■ **Goal**
Set down every record once more, exactly as given.

■ **Some records**
# # # # # # #
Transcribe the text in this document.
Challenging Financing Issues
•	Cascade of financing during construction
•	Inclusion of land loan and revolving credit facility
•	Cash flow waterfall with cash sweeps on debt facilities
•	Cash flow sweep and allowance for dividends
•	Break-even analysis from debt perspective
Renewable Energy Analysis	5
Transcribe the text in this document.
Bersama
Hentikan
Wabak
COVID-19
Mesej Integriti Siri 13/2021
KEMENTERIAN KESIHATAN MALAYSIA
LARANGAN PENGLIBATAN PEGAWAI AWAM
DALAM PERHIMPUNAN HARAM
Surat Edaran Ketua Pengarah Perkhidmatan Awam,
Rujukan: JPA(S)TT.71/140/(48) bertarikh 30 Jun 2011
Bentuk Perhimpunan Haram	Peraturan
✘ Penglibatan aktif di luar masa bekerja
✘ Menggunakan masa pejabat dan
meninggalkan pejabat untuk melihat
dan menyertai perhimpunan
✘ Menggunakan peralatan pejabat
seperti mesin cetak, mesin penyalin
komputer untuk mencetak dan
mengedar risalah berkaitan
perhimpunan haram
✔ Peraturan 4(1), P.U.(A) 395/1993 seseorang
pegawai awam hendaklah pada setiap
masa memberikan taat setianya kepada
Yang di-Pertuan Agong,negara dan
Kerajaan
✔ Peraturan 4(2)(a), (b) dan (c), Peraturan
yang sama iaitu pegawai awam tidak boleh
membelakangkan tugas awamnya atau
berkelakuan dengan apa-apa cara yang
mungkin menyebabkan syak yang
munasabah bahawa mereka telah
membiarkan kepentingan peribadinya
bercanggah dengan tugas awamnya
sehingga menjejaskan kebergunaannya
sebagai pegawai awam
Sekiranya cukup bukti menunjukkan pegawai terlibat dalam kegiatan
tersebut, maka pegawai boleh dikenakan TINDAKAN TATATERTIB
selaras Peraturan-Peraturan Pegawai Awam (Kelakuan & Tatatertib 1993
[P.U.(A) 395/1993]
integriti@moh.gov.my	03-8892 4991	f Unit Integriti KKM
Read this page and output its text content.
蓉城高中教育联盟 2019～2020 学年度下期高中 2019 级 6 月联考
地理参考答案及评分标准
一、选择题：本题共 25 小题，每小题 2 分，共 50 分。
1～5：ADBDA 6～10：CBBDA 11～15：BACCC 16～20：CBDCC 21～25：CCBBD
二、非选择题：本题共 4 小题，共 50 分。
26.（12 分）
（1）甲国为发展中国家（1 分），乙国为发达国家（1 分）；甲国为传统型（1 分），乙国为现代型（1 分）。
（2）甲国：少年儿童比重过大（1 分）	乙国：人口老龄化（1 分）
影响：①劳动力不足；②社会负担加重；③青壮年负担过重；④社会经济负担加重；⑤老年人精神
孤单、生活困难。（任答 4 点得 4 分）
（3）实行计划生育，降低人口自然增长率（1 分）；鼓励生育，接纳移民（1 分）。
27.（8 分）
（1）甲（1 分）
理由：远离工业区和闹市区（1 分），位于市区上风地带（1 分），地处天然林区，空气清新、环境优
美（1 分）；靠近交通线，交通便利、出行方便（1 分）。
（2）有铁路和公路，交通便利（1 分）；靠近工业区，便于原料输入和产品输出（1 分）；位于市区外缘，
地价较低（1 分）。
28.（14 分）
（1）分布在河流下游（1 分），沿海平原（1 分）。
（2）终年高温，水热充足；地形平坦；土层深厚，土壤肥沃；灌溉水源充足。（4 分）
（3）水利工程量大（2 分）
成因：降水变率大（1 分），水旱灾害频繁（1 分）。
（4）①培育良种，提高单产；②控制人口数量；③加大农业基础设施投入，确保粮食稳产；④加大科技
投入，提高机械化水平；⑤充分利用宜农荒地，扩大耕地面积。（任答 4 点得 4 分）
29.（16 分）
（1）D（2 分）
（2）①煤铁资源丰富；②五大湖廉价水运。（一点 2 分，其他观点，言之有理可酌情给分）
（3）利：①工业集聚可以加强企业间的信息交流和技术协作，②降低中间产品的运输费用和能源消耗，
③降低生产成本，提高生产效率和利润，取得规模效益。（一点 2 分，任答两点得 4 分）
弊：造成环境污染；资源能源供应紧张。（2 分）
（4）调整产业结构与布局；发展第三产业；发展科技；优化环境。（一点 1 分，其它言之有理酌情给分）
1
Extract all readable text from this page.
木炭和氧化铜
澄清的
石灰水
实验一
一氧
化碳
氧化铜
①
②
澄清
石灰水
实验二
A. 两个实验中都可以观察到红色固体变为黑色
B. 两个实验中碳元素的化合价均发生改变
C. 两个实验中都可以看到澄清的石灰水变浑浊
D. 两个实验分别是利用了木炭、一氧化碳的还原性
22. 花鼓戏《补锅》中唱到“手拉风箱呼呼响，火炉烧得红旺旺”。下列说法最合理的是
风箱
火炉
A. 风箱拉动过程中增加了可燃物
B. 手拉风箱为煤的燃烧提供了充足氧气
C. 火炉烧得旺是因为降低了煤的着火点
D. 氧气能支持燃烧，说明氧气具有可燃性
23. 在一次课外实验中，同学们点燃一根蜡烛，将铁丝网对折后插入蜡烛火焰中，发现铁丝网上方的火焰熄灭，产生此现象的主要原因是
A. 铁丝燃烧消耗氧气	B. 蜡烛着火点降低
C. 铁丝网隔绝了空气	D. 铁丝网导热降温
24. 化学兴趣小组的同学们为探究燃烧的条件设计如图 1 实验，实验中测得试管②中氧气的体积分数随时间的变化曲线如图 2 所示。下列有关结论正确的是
# # # # # # #
■ **Solution for this problem**
Transcribe the text in this document.
Challenging Financing Issues
•	Cascade of financing during construction
•	Inclusion of land loan and revolving credit facility
•	Cash flow waterfall with cash sweeps on debt facilities
•	Cash flow sweep and allowance for dividends
•	Break-even analysis from debt perspective
Renewable Energy Analysis	5
Transcribe the text in this document.
Bersama
Hentikan
Wabak
COVID-19
Mesej Integriti Siri 13/2021
KEMENTERIAN KESIHATAN MALAYSIA
LARANGAN PENGLIBATAN PEGAWAI AWAM
DALAM PERHIMPUNAN HARAM
Surat Edaran Ketua Pengarah Perkhidmatan Awam,
Rujukan: JPA(S)TT.71/140/(48) bertarikh 30 Jun 2011
Bentuk Perhimpunan Haram	Peraturan
✘ Penglibatan aktif di luar masa bekerja
✘ Menggunakan masa pejabat dan
meninggalkan pejabat untuk melihat
dan menyertai perhimpunan
✘ Menggunakan peralatan pejabat
seperti mesin cetak, mesin penyalin
komputer untuk mencetak dan
mengedar risalah berkaitan
perhimpunan haram
✔ Peraturan 4(1), P.U.(A) 395/1993 seseorang
pegawai awam hendaklah pada setiap
masa memberikan taat setianya kepada
Yang di-Pertuan Agong,negara dan
Kerajaan
✔ Peraturan 4(2)(a), (b) dan (c), Peraturan
yang sama iaitu pegawai awam tidak boleh
membelakangkan tugas awamnya atau
berkelakuan dengan apa-apa cara yang
mungkin menyebabkan syak yang
munasabah bahawa mereka telah
membiarkan kepentingan peribadinya
bercanggah dengan tugas awamnya
sehingga menjejaskan kebergunaannya
sebagai pegawai awam
Sekiranya cukup bukti menunjukkan pegawai terlibat dalam kegiatan
tersebut, maka pegawai boleh dikenakan TINDAKAN TATATERTIB
selaras Peraturan-Peraturan Pegawai Awam (Kelakuan & Tatatertib 1993
[P.U.(A) 395/1993]
integriti@moh.gov.my	03-8892 4991	f Unit Integriti KKM
Read this page and output its text content.
蓉城高中教育联盟 2019～2020 学年度下期高中 2019 级 6 月联考
地理参考答案及评分标准
一、选择题：本题共 25 小题，每小题 2 分，共 50 分。
1～5：ADBDA 6～10：CBBDA 11～15：BACCC 16～20：CBDCC 21～25：CCBBD
二、非选择题：本题共 4 小题，共 50 分。
26.（12 分）
（1）甲国为发展中国家（1 分），乙国为发达国家（1 分）；甲国为传统型（1 分），乙国为现代型（1 分）。
（2）甲国：少年儿童比重过大（1 分）	乙国：人口老龄化（1 分）
影响：①劳动力不足；②社会负担加重；③青壮年负担过重；④社会经济负担加重；⑤老年人精神
孤单、生活困难。（任答 4 点得 4 分）
（3）实行计划生育，降低人口自然增长率（1 分）；鼓励生育，接纳移民（1 分）。
27.（8 分）
（1）甲（1 分）
理由：远离工业区和闹市区（1 分），位于市区上风地带（1 分），地处天然林区，空气清新、环境优
美（1 分）；靠近交通线，交通便利、出行方便（1 分）。
（2）有铁路和公路，交通便利（1 分）；靠近工业区，便于原料输入和产品输出（1 分）；位于市区外缘，
地价较低（1 分）。
28.（14 分）
（1）分布在河流下游（1 分），沿海平原（1 分）。
（2）终年高温，水热充足；地形平坦；土层深厚，土壤肥沃；灌溉水源充足。（4 分）
（3）水利工程量大（2 分）
成因：降水变率大（1 分），水旱灾害频繁（1 分）。
（4）①培育良种，提高单产；②控制人口数量；③加大农业基础设施投入，确保粮食稳产；④加大科技
投入，提高机械化水平；⑤充分利用宜农荒地，扩大耕地面积。（任答 4 点得 4 分）
29.（16 分）
（1）D（2 分）
（2）①煤铁资源丰富；②五大湖廉价水运。（一点 2 分，其他观点，言之有理可酌情给分）
（3）利：①工业集聚可以加强企业间的信息交流和技术协作，②降低中间产品的运输费用和能源消耗，
③降低生产成本，提高生产效率和利润，取得规模效益。（一点 2 分，任答两点得 4 分）
弊：造成环境污染；资源能源供应紧张。（2 分）
（4）调整产业结构与布局；发展第三产业；发展科技；优化环境。（一点 1 分，其它言之有理酌情给分）
1
Extract all readable text from this page.
木炭和氧化铜
澄清的
石灰水
实验一
一氧
化碳
氧化铜
①
②
澄清
石灰水
实验二
A. 两个实验中都可以观察到红色固体变为黑色
B. 两个实验中碳元素的化合价均发生改变
C. 两个实验中都可以看到澄清的石灰水变浑浊
D. 两个实验分别是利用了木炭、一氧化碳的还原性
22. 花鼓戏《补锅》中唱到“手拉风箱呼呼响，火炉烧得红旺旺”。下列说法最合理的是
风箱
火炉
A. 风箱拉动过程中增加了可燃物
B. 手拉风箱为煤的燃烧提供了充足氧气
C. 火炉烧得旺是因为降低了煤的着火点
D. 氧气能支持燃烧，说明氧气具有可燃性
23. 在一次课外实验中，同学们点燃一根蜡烛，将铁丝网对折后插入蜡烛火焰中，发现铁丝网上方的火焰熄灭，产生此现象的主要原因是
A. 铁丝燃烧消耗氧气	B. 蜡烛着火点降低
C. 铁丝网隔绝了空气	D. 铁丝网导热降温
24. 化学兴趣小组的同学们为探究燃烧的条件设计如图 1 实验，实验中测得试管②中氧气的体积分数随时间的变化曲线如图 2 所示。下列有关结论正确的是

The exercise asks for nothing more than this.